Copy out the rows below word for word, keeping every line in its original order. Leave out the picture.

******

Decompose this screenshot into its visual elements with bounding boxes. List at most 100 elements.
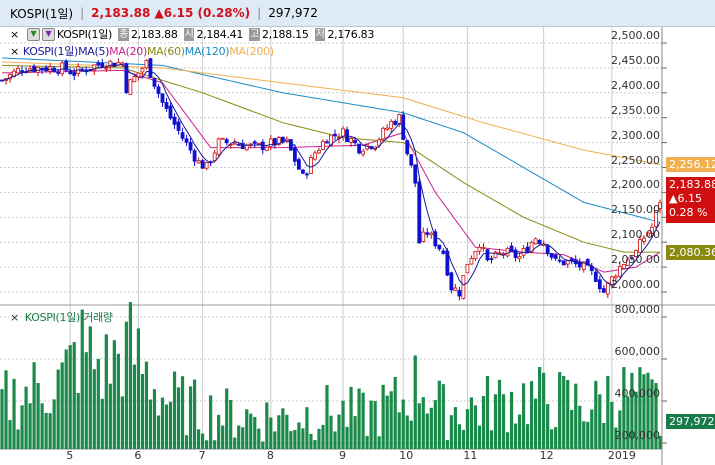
volume-bar	[369, 400, 373, 449]
candle	[325, 141, 329, 144]
volume-bar	[417, 403, 421, 449]
candle	[321, 141, 325, 150]
volume-bar	[156, 415, 161, 449]
candle	[152, 78, 157, 87]
candle	[108, 60, 113, 67]
volume-bar	[602, 422, 606, 449]
candle	[545, 245, 550, 254]
volume-bar	[489, 430, 494, 449]
volume-bar	[257, 428, 261, 449]
volume-bar	[586, 421, 590, 449]
volume-bar	[60, 362, 64, 449]
price-tag: 2,183.88 ▲6.15 0.28 %	[666, 177, 715, 223]
volume-bar	[509, 391, 514, 449]
candle	[64, 60, 69, 71]
volume-bar	[465, 409, 470, 449]
volume-value: 297,972	[268, 6, 318, 20]
close-icon[interactable]: ×	[10, 45, 19, 58]
candle	[317, 149, 321, 154]
volume-bar	[301, 428, 305, 449]
candle	[180, 132, 185, 139]
candle	[537, 240, 542, 244]
candle	[485, 249, 490, 261]
candle	[72, 72, 77, 76]
volume-bar	[309, 433, 313, 449]
volume-bar	[76, 392, 80, 449]
candle	[453, 287, 458, 291]
candle	[164, 102, 169, 109]
candle	[20, 70, 24, 73]
candle	[409, 154, 414, 166]
high-value: 2,188.15	[261, 28, 309, 41]
ma60-label[interactable]: MA(60)	[146, 45, 185, 58]
close-icon[interactable]: ×	[10, 28, 19, 41]
volume-bar	[425, 413, 429, 449]
volume-bar	[325, 384, 329, 449]
volume-bar	[168, 401, 173, 449]
month-label: 8	[266, 449, 274, 462]
volume-bar	[12, 378, 16, 449]
price-chart[interactable]	[0, 27, 715, 465]
ma-line-ma60	[1, 64, 660, 253]
color-up-button[interactable]: ▼	[41, 28, 55, 41]
candle	[260, 141, 265, 150]
candle	[477, 246, 482, 252]
candle	[465, 263, 470, 274]
ma5-label[interactable]: MA(5)	[78, 45, 110, 58]
volume-bar	[361, 392, 365, 449]
volume-bar	[582, 421, 586, 449]
candle	[353, 140, 357, 144]
volume-legend: × KOSPI(1일) 거래량	[10, 311, 113, 324]
volume-bar	[184, 435, 189, 449]
ma200-label[interactable]: MA(200)	[229, 45, 274, 58]
volume-bar	[80, 309, 84, 449]
volume-bar	[485, 376, 490, 449]
candle	[349, 138, 353, 143]
candle	[630, 257, 634, 260]
volume-bar	[213, 440, 217, 449]
volume-bar	[497, 379, 502, 449]
open-label: 시	[183, 28, 195, 41]
price-tag-value: 2,183.88	[669, 178, 715, 191]
volume-bar	[96, 358, 100, 449]
volume-bar	[525, 424, 530, 449]
volume-bar	[281, 408, 285, 449]
volume-bar	[297, 422, 301, 449]
ma120-label[interactable]: MA(120)	[184, 45, 230, 58]
volume-axis-label: 400,000	[614, 387, 661, 400]
candle	[132, 76, 137, 83]
volume-bar	[249, 413, 253, 449]
color-down-button[interactable]: ▼	[26, 28, 40, 41]
volume-bar	[32, 362, 36, 449]
volume-bar	[108, 383, 112, 449]
volume-bar	[124, 321, 128, 449]
open-value: 2,184.41	[196, 28, 244, 41]
candle	[457, 290, 462, 297]
volume-bar	[469, 397, 474, 449]
volume-bar	[217, 414, 221, 449]
candle	[309, 157, 313, 174]
volume-bar	[409, 420, 413, 449]
volume-bar	[104, 334, 108, 449]
volume-bar	[658, 435, 662, 449]
volume-bar	[389, 391, 393, 449]
close-icon[interactable]: ×	[10, 311, 19, 324]
price-axis-label: 2,050.00	[611, 253, 660, 267]
volume-bar	[285, 414, 289, 449]
candle	[264, 146, 269, 151]
volume-bar	[273, 431, 277, 449]
volume-bar	[598, 394, 602, 449]
candle	[333, 133, 337, 137]
candle	[581, 261, 586, 270]
volume-bar	[393, 376, 397, 449]
candle	[128, 79, 133, 95]
candle	[617, 266, 622, 277]
volume-bar	[8, 420, 12, 449]
candle	[501, 252, 506, 255]
candle	[224, 139, 229, 144]
high-label: 고	[249, 28, 260, 41]
candle	[204, 162, 209, 169]
ma20-label[interactable]: MA(20)	[109, 45, 147, 58]
volume-bar	[646, 372, 650, 449]
candle	[597, 279, 602, 290]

******

EXERCISE OUTPUT:
Decompose this screenshot into its visual elements with bounding boxes. List at most 100 elements.
volume-bar	[369, 400, 373, 449]
candle	[325, 141, 329, 144]
volume-bar	[417, 403, 421, 449]
candle	[321, 141, 325, 150]
volume-bar	[156, 415, 161, 449]
candle	[152, 78, 157, 87]
candle	[108, 60, 113, 67]
volume-bar	[602, 422, 606, 449]
candle	[545, 245, 550, 254]
volume-bar	[489, 430, 494, 449]
volume-bar	[257, 428, 261, 449]
volume-bar	[586, 421, 590, 449]
volume-bar	[60, 362, 64, 449]
price-tag: 2,183.88 ▲6.15 0.28 %	[666, 177, 715, 223]
volume-bar	[509, 391, 514, 449]
candle	[64, 60, 69, 71]
volume-bar	[465, 409, 470, 449]
volume-value: 297,972	[268, 6, 318, 20]
close-icon[interactable]: ×	[10, 45, 19, 58]
candle	[317, 149, 321, 154]
volume-bar	[301, 428, 305, 449]
candle	[180, 132, 185, 139]
candle	[537, 240, 542, 244]
candle	[485, 249, 490, 261]
candle	[72, 72, 77, 76]
volume-bar	[309, 433, 313, 449]
volume-bar	[76, 392, 80, 449]
candle	[453, 287, 458, 291]
candle	[164, 102, 169, 109]
candle	[20, 70, 24, 73]
candle	[409, 154, 414, 166]
high-value: 2,188.15	[261, 28, 309, 41]
ma60-label[interactable]: MA(60)	[146, 45, 185, 58]
close-icon[interactable]: ×	[10, 28, 19, 41]
volume-bar	[425, 413, 429, 449]
volume-bar	[325, 384, 329, 449]
volume-bar	[168, 401, 173, 449]
month-label: 8	[266, 449, 274, 462]
volume-bar	[12, 378, 16, 449]
price-chart[interactable]	[0, 27, 715, 465]
ma-line-ma60	[1, 64, 660, 253]
color-up-button[interactable]: ▼	[41, 28, 55, 41]
candle	[260, 141, 265, 150]
candle	[477, 246, 482, 252]
candle	[465, 263, 470, 274]
ma5-label[interactable]: MA(5)	[78, 45, 110, 58]
volume-bar	[361, 392, 365, 449]
volume-bar	[582, 421, 586, 449]
candle	[353, 140, 357, 144]
volume-legend: × KOSPI(1일) 거래량	[10, 311, 113, 324]
volume-bar	[184, 435, 189, 449]
ma200-label[interactable]: MA(200)	[229, 45, 274, 58]
volume-bar	[80, 309, 84, 449]
volume-bar	[485, 376, 490, 449]
candle	[349, 138, 353, 143]
candle	[630, 257, 634, 260]
volume-bar	[213, 440, 217, 449]
volume-bar	[497, 379, 502, 449]
open-label: 시	[183, 28, 195, 41]
price-tag-value: 2,183.88	[669, 178, 715, 191]
volume-bar	[96, 358, 100, 449]
volume-bar	[525, 424, 530, 449]
volume-bar	[281, 408, 285, 449]
volume-bar	[297, 422, 301, 449]
ma120-label[interactable]: MA(120)	[184, 45, 230, 58]
volume-axis-label: 400,000	[614, 387, 661, 400]
candle	[132, 76, 137, 83]
volume-bar	[249, 413, 253, 449]
color-down-button[interactable]: ▼	[26, 28, 40, 41]
volume-bar	[32, 362, 36, 449]
volume-bar	[108, 383, 112, 449]
volume-bar	[124, 321, 128, 449]
open-value: 2,184.41	[196, 28, 244, 41]
candle	[457, 290, 462, 297]
volume-bar	[469, 397, 474, 449]
volume-bar	[217, 414, 221, 449]
candle	[309, 157, 313, 174]
volume-bar	[409, 420, 413, 449]
volume-bar	[104, 334, 108, 449]
volume-bar	[658, 435, 662, 449]
volume-bar	[389, 391, 393, 449]
close-icon[interactable]: ×	[10, 311, 19, 324]
price-axis-label: 2,050.00	[611, 253, 660, 267]
volume-bar	[285, 414, 289, 449]
candle	[264, 146, 269, 151]
volume-bar	[273, 431, 277, 449]
volume-bar	[598, 394, 602, 449]
candle	[333, 133, 337, 137]
candle	[581, 261, 586, 270]
volume-bar	[393, 376, 397, 449]
candle	[128, 79, 133, 95]
candle	[617, 266, 622, 277]
volume-bar	[8, 420, 12, 449]
candle	[501, 252, 506, 255]
candle	[224, 139, 229, 144]
high-label: 고	[249, 28, 260, 41]
candle	[204, 162, 209, 169]
ma20-label[interactable]: MA(20)	[109, 45, 147, 58]
volume-bar	[646, 372, 650, 449]
candle	[597, 279, 602, 290]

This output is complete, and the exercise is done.